STATED PROBLEM:
All lines featuring the string "with" are to be listed.

DATA FOR THE TASK:
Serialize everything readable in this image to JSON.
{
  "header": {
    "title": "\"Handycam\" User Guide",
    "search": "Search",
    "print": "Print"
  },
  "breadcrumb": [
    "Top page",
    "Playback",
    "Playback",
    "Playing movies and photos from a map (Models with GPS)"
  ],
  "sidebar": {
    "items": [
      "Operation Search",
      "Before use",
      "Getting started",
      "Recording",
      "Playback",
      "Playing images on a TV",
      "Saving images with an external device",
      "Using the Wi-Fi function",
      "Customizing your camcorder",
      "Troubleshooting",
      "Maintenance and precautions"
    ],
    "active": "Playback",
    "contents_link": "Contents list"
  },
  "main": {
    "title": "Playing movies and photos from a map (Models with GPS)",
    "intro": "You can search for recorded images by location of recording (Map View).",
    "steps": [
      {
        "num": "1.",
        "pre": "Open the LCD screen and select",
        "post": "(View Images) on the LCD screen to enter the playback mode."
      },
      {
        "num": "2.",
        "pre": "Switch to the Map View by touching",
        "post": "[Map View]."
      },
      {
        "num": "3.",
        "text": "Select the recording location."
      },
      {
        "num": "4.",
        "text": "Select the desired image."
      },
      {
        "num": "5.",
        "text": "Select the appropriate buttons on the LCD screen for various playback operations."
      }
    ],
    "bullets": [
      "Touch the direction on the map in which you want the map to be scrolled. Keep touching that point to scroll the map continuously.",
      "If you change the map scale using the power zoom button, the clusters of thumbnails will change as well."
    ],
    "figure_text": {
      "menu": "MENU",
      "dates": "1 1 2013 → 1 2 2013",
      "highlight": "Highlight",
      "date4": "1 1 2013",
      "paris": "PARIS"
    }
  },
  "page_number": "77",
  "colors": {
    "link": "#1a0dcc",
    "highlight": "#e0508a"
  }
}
--
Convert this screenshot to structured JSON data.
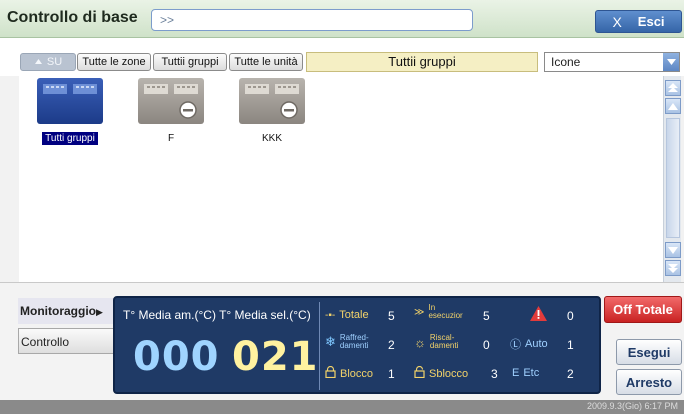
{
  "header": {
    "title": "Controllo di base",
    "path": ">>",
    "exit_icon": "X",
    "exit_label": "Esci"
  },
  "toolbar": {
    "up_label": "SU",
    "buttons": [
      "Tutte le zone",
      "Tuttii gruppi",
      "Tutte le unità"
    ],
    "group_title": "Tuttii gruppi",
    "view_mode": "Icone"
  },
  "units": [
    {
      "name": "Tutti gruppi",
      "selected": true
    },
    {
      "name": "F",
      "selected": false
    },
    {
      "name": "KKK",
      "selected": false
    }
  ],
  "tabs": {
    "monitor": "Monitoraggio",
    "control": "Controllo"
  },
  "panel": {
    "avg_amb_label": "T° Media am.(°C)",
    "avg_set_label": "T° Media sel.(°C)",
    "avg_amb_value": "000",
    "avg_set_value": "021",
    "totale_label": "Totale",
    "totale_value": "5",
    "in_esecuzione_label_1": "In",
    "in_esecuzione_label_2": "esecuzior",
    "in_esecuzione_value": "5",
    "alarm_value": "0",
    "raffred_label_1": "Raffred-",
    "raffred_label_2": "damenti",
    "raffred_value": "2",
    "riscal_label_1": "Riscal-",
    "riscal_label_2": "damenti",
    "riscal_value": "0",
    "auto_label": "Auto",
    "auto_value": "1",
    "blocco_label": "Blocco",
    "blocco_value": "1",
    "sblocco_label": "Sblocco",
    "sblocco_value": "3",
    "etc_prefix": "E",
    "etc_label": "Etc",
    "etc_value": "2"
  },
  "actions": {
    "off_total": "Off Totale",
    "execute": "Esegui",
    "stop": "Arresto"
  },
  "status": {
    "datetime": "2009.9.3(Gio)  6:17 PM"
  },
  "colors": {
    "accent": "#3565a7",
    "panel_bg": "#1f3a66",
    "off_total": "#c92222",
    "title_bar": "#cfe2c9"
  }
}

SOLUTION TO THIS PROBLEM:
    "Playing movies and photos from a map (Models with GPS)"
      "Saving images with an external device",
    "title": "Playing movies and photos from a map (Models with GPS)",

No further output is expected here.